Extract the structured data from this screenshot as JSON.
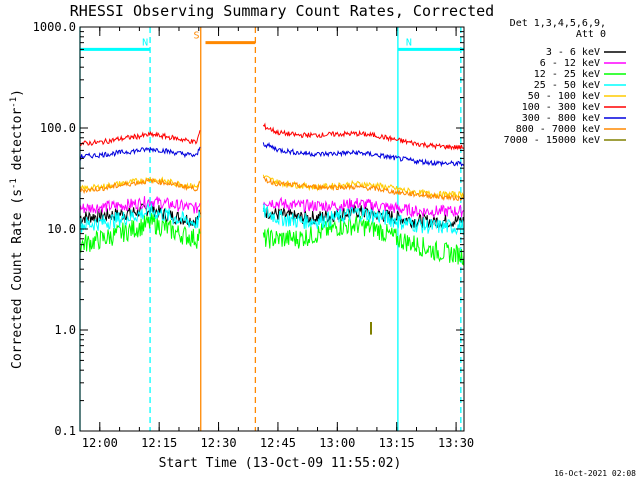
{
  "chart_data": {
    "type": "line",
    "title": "RHESSI Observing Summary Count Rates, Corrected",
    "xlabel": "Start Time (13-Oct-09 11:55:02)",
    "ylabel_main": "Corrected Count Rate (s",
    "ylabel_sup1": "-1",
    "ylabel_mid": " detector",
    "ylabel_sup2": "-1",
    "ylabel_end": ")",
    "yscale": "log",
    "ylim": [
      0.1,
      1000
    ],
    "xlim_minutes": [
      0,
      97
    ],
    "xticks": [
      {
        "t": 5,
        "label": "12:00"
      },
      {
        "t": 20,
        "label": "12:15"
      },
      {
        "t": 35,
        "label": "12:30"
      },
      {
        "t": 50,
        "label": "12:45"
      },
      {
        "t": 65,
        "label": "13:00"
      },
      {
        "t": 80,
        "label": "13:15"
      },
      {
        "t": 95,
        "label": "13:30"
      }
    ],
    "yticks": [
      {
        "v": 0.1,
        "label": "0.1"
      },
      {
        "v": 1,
        "label": "1.0"
      },
      {
        "v": 10,
        "label": "10.0"
      },
      {
        "v": 100,
        "label": "100.0"
      },
      {
        "v": 1000,
        "label": "1000.0"
      }
    ],
    "legend_header": [
      "Det 1,3,4,5,6,9,",
      "Att 0"
    ],
    "series": [
      {
        "name": "3 - 6 keV",
        "color": "#000000",
        "segments": [
          {
            "t": [
              0,
              5,
              10,
              15,
              18,
              21,
              25,
              29.5,
              30.3
            ],
            "v": [
              13,
              13.5,
              14,
              15,
              16,
              14,
              13,
              12,
              14
            ]
          },
          {
            "t": [
              46.3,
              50,
              55,
              60,
              65,
              70,
              75,
              80,
              85,
              90,
              97
            ],
            "v": [
              15,
              14,
              13,
              13,
              14,
              15,
              14,
              13,
              12,
              12,
              12
            ]
          }
        ]
      },
      {
        "name": "6 - 12 keV",
        "color": "#ff00ff",
        "segments": [
          {
            "t": [
              0,
              5,
              10,
              15,
              18,
              21,
              25,
              29.5,
              30.3
            ],
            "v": [
              16,
              16.5,
              17,
              18,
              19,
              18,
              17,
              16,
              18
            ]
          },
          {
            "t": [
              46.3,
              50,
              55,
              60,
              65,
              70,
              75,
              80,
              85,
              90,
              97
            ],
            "v": [
              19,
              18,
              17,
              17,
              17,
              18,
              17,
              16,
              15,
              15,
              15
            ]
          }
        ]
      },
      {
        "name": "12 - 25 keV",
        "color": "#00ff00",
        "segments": [
          {
            "t": [
              0,
              5,
              10,
              15,
              18,
              21,
              25,
              29.5,
              30.3
            ],
            "v": [
              7,
              7.8,
              9,
              10.5,
              11.5,
              10.5,
              9,
              8,
              9
            ]
          },
          {
            "t": [
              46.3,
              50,
              55,
              60,
              65,
              70,
              75,
              80,
              85,
              90,
              97
            ],
            "v": [
              8,
              8,
              8,
              9,
              10.5,
              11,
              10,
              8,
              7,
              6,
              5.5
            ]
          }
        ]
      },
      {
        "name": "25 - 50 keV",
        "color": "#00ffff",
        "segments": [
          {
            "t": [
              0,
              5,
              10,
              15,
              18,
              21,
              25,
              29.5,
              30.3
            ],
            "v": [
              11,
              11.5,
              12.5,
              14,
              15,
              14,
              12.5,
              11.5,
              13
            ]
          },
          {
            "t": [
              46.3,
              50,
              55,
              60,
              65,
              70,
              75,
              80,
              85,
              90,
              97
            ],
            "v": [
              15,
              13,
              12,
              12,
              13,
              14.5,
              13.5,
              12,
              11,
              10.5,
              10.5
            ]
          }
        ]
      },
      {
        "name": "50 - 100 keV",
        "color": "#ffcc00",
        "segments": [
          {
            "t": [
              0,
              5,
              10,
              15,
              18,
              21,
              25,
              29.5,
              30.3
            ],
            "v": [
              25,
              26,
              28,
              30,
              31,
              30,
              28,
              26,
              30
            ]
          },
          {
            "t": [
              46.3,
              50,
              55,
              60,
              65,
              70,
              75,
              80,
              85,
              90,
              97
            ],
            "v": [
              33,
              29,
              27,
              26,
              27,
              28,
              27,
              25,
              23,
              22,
              22
            ]
          }
        ]
      },
      {
        "name": "100 - 300 keV",
        "color": "#ff0000",
        "segments": [
          {
            "t": [
              0,
              5,
              10,
              15,
              18,
              21,
              25,
              29.5,
              30.3
            ],
            "v": [
              70,
              72,
              78,
              83,
              86,
              83,
              78,
              72,
              95
            ]
          },
          {
            "t": [
              46.3,
              50,
              55,
              60,
              65,
              70,
              75,
              80,
              85,
              90,
              97
            ],
            "v": [
              105,
              90,
              85,
              85,
              87,
              88,
              84,
              76,
              70,
              66,
              64
            ]
          }
        ]
      },
      {
        "name": "300 - 800 keV",
        "color": "#0000dd",
        "segments": [
          {
            "t": [
              0,
              5,
              10,
              15,
              18,
              21,
              25,
              29.5,
              30.3
            ],
            "v": [
              52,
              54,
              57,
              60,
              62,
              60,
              56,
              53,
              65
            ]
          },
          {
            "t": [
              46.3,
              50,
              55,
              60,
              65,
              70,
              75,
              80,
              85,
              90,
              97
            ],
            "v": [
              70,
              61,
              57,
              55,
              56,
              57,
              54,
              50,
              47,
              45,
              44
            ]
          }
        ]
      },
      {
        "name": "800 - 7000 keV",
        "color": "#ff8800",
        "segments": [
          {
            "t": [
              0,
              5,
              10,
              15,
              18,
              21,
              25,
              29.5,
              30.3
            ],
            "v": [
              24,
              25,
              27,
              29,
              30,
              29,
              27,
              25,
              29
            ]
          },
          {
            "t": [
              46.3,
              50,
              55,
              60,
              65,
              70,
              75,
              80,
              85,
              90,
              97
            ],
            "v": [
              31,
              28,
              27,
              26,
              26,
              26,
              25,
              23,
              22,
              21,
              20
            ]
          }
        ]
      },
      {
        "name": "7000 - 15000 keV",
        "color": "#808000",
        "segments": [
          {
            "t": [
              73.5,
              73.5
            ],
            "v": [
              0.9,
              1.2
            ]
          }
        ]
      }
    ],
    "annotations": [
      {
        "kind": "bar",
        "label": "N",
        "color": "#00ffff",
        "t_start": 0,
        "t_end": 17.7,
        "level": 600
      },
      {
        "kind": "bar",
        "label": "N",
        "color": "#00ffff",
        "t_start": 80.3,
        "t_end": 97,
        "level": 600
      },
      {
        "kind": "bar",
        "label": "S",
        "color": "#ff8800",
        "t_start": 31.7,
        "t_end": 44.3,
        "level": 700
      },
      {
        "kind": "vline",
        "color": "#00ffff",
        "t": 0,
        "style": "solid"
      },
      {
        "kind": "vline",
        "color": "#00ffff",
        "t": 17.7,
        "style": "dashed"
      },
      {
        "kind": "vline",
        "color": "#ff8800",
        "t": 30.5,
        "style": "solid"
      },
      {
        "kind": "vline",
        "color": "#ff8800",
        "t": 44.3,
        "style": "dashed"
      },
      {
        "kind": "vline",
        "color": "#00ffff",
        "t": 80.3,
        "style": "solid"
      },
      {
        "kind": "vline",
        "color": "#00ffff",
        "t": 96.2,
        "style": "dashed"
      }
    ],
    "footer_date": "16-Oct-2021 02:08"
  }
}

### WHAT IS BEING ASKED
Repeat everything in the records precisely. Images are excluded from the copy.

### REPLY TO THE EXERCISE
Extract the structured data from this screenshot as JSON.
{
  "chart_data": {
    "type": "line",
    "title": "RHESSI Observing Summary Count Rates, Corrected",
    "xlabel": "Start Time (13-Oct-09 11:55:02)",
    "ylabel_main": "Corrected Count Rate (s",
    "ylabel_sup1": "-1",
    "ylabel_mid": " detector",
    "ylabel_sup2": "-1",
    "ylabel_end": ")",
    "yscale": "log",
    "ylim": [
      0.1,
      1000
    ],
    "xlim_minutes": [
      0,
      97
    ],
    "xticks": [
      {
        "t": 5,
        "label": "12:00"
      },
      {
        "t": 20,
        "label": "12:15"
      },
      {
        "t": 35,
        "label": "12:30"
      },
      {
        "t": 50,
        "label": "12:45"
      },
      {
        "t": 65,
        "label": "13:00"
      },
      {
        "t": 80,
        "label": "13:15"
      },
      {
        "t": 95,
        "label": "13:30"
      }
    ],
    "yticks": [
      {
        "v": 0.1,
        "label": "0.1"
      },
      {
        "v": 1,
        "label": "1.0"
      },
      {
        "v": 10,
        "label": "10.0"
      },
      {
        "v": 100,
        "label": "100.0"
      },
      {
        "v": 1000,
        "label": "1000.0"
      }
    ],
    "legend_header": [
      "Det 1,3,4,5,6,9,",
      "Att 0"
    ],
    "series": [
      {
        "name": "3 - 6 keV",
        "color": "#000000",
        "segments": [
          {
            "t": [
              0,
              5,
              10,
              15,
              18,
              21,
              25,
              29.5,
              30.3
            ],
            "v": [
              13,
              13.5,
              14,
              15,
              16,
              14,
              13,
              12,
              14
            ]
          },
          {
            "t": [
              46.3,
              50,
              55,
              60,
              65,
              70,
              75,
              80,
              85,
              90,
              97
            ],
            "v": [
              15,
              14,
              13,
              13,
              14,
              15,
              14,
              13,
              12,
              12,
              12
            ]
          }
        ]
      },
      {
        "name": "6 - 12 keV",
        "color": "#ff00ff",
        "segments": [
          {
            "t": [
              0,
              5,
              10,
              15,
              18,
              21,
              25,
              29.5,
              30.3
            ],
            "v": [
              16,
              16.5,
              17,
              18,
              19,
              18,
              17,
              16,
              18
            ]
          },
          {
            "t": [
              46.3,
              50,
              55,
              60,
              65,
              70,
              75,
              80,
              85,
              90,
              97
            ],
            "v": [
              19,
              18,
              17,
              17,
              17,
              18,
              17,
              16,
              15,
              15,
              15
            ]
          }
        ]
      },
      {
        "name": "12 - 25 keV",
        "color": "#00ff00",
        "segments": [
          {
            "t": [
              0,
              5,
              10,
              15,
              18,
              21,
              25,
              29.5,
              30.3
            ],
            "v": [
              7,
              7.8,
              9,
              10.5,
              11.5,
              10.5,
              9,
              8,
              9
            ]
          },
          {
            "t": [
              46.3,
              50,
              55,
              60,
              65,
              70,
              75,
              80,
              85,
              90,
              97
            ],
            "v": [
              8,
              8,
              8,
              9,
              10.5,
              11,
              10,
              8,
              7,
              6,
              5.5
            ]
          }
        ]
      },
      {
        "name": "25 - 50 keV",
        "color": "#00ffff",
        "segments": [
          {
            "t": [
              0,
              5,
              10,
              15,
              18,
              21,
              25,
              29.5,
              30.3
            ],
            "v": [
              11,
              11.5,
              12.5,
              14,
              15,
              14,
              12.5,
              11.5,
              13
            ]
          },
          {
            "t": [
              46.3,
              50,
              55,
              60,
              65,
              70,
              75,
              80,
              85,
              90,
              97
            ],
            "v": [
              15,
              13,
              12,
              12,
              13,
              14.5,
              13.5,
              12,
              11,
              10.5,
              10.5
            ]
          }
        ]
      },
      {
        "name": "50 - 100 keV",
        "color": "#ffcc00",
        "segments": [
          {
            "t": [
              0,
              5,
              10,
              15,
              18,
              21,
              25,
              29.5,
              30.3
            ],
            "v": [
              25,
              26,
              28,
              30,
              31,
              30,
              28,
              26,
              30
            ]
          },
          {
            "t": [
              46.3,
              50,
              55,
              60,
              65,
              70,
              75,
              80,
              85,
              90,
              97
            ],
            "v": [
              33,
              29,
              27,
              26,
              27,
              28,
              27,
              25,
              23,
              22,
              22
            ]
          }
        ]
      },
      {
        "name": "100 - 300 keV",
        "color": "#ff0000",
        "segments": [
          {
            "t": [
              0,
              5,
              10,
              15,
              18,
              21,
              25,
              29.5,
              30.3
            ],
            "v": [
              70,
              72,
              78,
              83,
              86,
              83,
              78,
              72,
              95
            ]
          },
          {
            "t": [
              46.3,
              50,
              55,
              60,
              65,
              70,
              75,
              80,
              85,
              90,
              97
            ],
            "v": [
              105,
              90,
              85,
              85,
              87,
              88,
              84,
              76,
              70,
              66,
              64
            ]
          }
        ]
      },
      {
        "name": "300 - 800 keV",
        "color": "#0000dd",
        "segments": [
          {
            "t": [
              0,
              5,
              10,
              15,
              18,
              21,
              25,
              29.5,
              30.3
            ],
            "v": [
              52,
              54,
              57,
              60,
              62,
              60,
              56,
              53,
              65
            ]
          },
          {
            "t": [
              46.3,
              50,
              55,
              60,
              65,
              70,
              75,
              80,
              85,
              90,
              97
            ],
            "v": [
              70,
              61,
              57,
              55,
              56,
              57,
              54,
              50,
              47,
              45,
              44
            ]
          }
        ]
      },
      {
        "name": "800 - 7000 keV",
        "color": "#ff8800",
        "segments": [
          {
            "t": [
              0,
              5,
              10,
              15,
              18,
              21,
              25,
              29.5,
              30.3
            ],
            "v": [
              24,
              25,
              27,
              29,
              30,
              29,
              27,
              25,
              29
            ]
          },
          {
            "t": [
              46.3,
              50,
              55,
              60,
              65,
              70,
              75,
              80,
              85,
              90,
              97
            ],
            "v": [
              31,
              28,
              27,
              26,
              26,
              26,
              25,
              23,
              22,
              21,
              20
            ]
          }
        ]
      },
      {
        "name": "7000 - 15000 keV",
        "color": "#808000",
        "segments": [
          {
            "t": [
              73.5,
              73.5
            ],
            "v": [
              0.9,
              1.2
            ]
          }
        ]
      }
    ],
    "annotations": [
      {
        "kind": "bar",
        "label": "N",
        "color": "#00ffff",
        "t_start": 0,
        "t_end": 17.7,
        "level": 600
      },
      {
        "kind": "bar",
        "label": "N",
        "color": "#00ffff",
        "t_start": 80.3,
        "t_end": 97,
        "level": 600
      },
      {
        "kind": "bar",
        "label": "S",
        "color": "#ff8800",
        "t_start": 31.7,
        "t_end": 44.3,
        "level": 700
      },
      {
        "kind": "vline",
        "color": "#00ffff",
        "t": 0,
        "style": "solid"
      },
      {
        "kind": "vline",
        "color": "#00ffff",
        "t": 17.7,
        "style": "dashed"
      },
      {
        "kind": "vline",
        "color": "#ff8800",
        "t": 30.5,
        "style": "solid"
      },
      {
        "kind": "vline",
        "color": "#ff8800",
        "t": 44.3,
        "style": "dashed"
      },
      {
        "kind": "vline",
        "color": "#00ffff",
        "t": 80.3,
        "style": "solid"
      },
      {
        "kind": "vline",
        "color": "#00ffff",
        "t": 96.2,
        "style": "dashed"
      }
    ],
    "footer_date": "16-Oct-2021 02:08"
  }
}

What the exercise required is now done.